* begin Listing *

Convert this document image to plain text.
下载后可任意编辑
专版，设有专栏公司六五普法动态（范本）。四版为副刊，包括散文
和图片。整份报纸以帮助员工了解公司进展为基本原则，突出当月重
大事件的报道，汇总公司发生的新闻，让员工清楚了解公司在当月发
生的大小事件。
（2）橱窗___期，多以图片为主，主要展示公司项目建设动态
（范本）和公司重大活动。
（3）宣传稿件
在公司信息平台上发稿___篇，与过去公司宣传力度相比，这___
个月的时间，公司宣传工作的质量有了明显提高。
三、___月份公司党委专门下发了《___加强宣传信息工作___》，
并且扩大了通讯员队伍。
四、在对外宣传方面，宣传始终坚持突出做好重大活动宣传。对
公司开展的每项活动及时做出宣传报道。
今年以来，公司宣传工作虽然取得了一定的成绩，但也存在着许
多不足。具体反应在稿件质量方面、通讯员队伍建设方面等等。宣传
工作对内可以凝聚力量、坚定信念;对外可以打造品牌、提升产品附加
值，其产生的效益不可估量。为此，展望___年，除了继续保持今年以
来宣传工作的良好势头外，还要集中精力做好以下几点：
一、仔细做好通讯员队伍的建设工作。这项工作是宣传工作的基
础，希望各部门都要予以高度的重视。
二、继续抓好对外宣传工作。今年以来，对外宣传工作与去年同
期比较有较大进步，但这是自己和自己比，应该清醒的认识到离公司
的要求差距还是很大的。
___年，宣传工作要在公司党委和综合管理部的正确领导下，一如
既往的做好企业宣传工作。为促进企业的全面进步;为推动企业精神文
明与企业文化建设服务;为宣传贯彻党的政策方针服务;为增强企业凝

* end Listing *

Required task ->
Repeat the data verbatim.

Completed task ->
Convert this document image to plain text.
下载后可任意编辑
专版，设有专栏公司六五普法动态（范本）。四版为副刊，包括散文
和图片。整份报纸以帮助员工了解公司进展为基本原则，突出当月重
大事件的报道，汇总公司发生的新闻，让员工清楚了解公司在当月发
生的大小事件。
（2）橱窗___期，多以图片为主，主要展示公司项目建设动态
（范本）和公司重大活动。
（3）宣传稿件
在公司信息平台上发稿___篇，与过去公司宣传力度相比，这___
个月的时间，公司宣传工作的质量有了明显提高。
三、___月份公司党委专门下发了《___加强宣传信息工作___》，
并且扩大了通讯员队伍。
四、在对外宣传方面，宣传始终坚持突出做好重大活动宣传。对
公司开展的每项活动及时做出宣传报道。
今年以来，公司宣传工作虽然取得了一定的成绩，但也存在着许
多不足。具体反应在稿件质量方面、通讯员队伍建设方面等等。宣传
工作对内可以凝聚力量、坚定信念;对外可以打造品牌、提升产品附加
值，其产生的效益不可估量。为此，展望___年，除了继续保持今年以
来宣传工作的良好势头外，还要集中精力做好以下几点：
一、仔细做好通讯员队伍的建设工作。这项工作是宣传工作的基
础，希望各部门都要予以高度的重视。
二、继续抓好对外宣传工作。今年以来，对外宣传工作与去年同
期比较有较大进步，但这是自己和自己比，应该清醒的认识到离公司
的要求差距还是很大的。
___年，宣传工作要在公司党委和综合管理部的正确领导下，一如
既往的做好企业宣传工作。为促进企业的全面进步;为推动企业精神文
明与企业文化建设服务;为宣传贯彻党的政策方针服务;为增强企业凝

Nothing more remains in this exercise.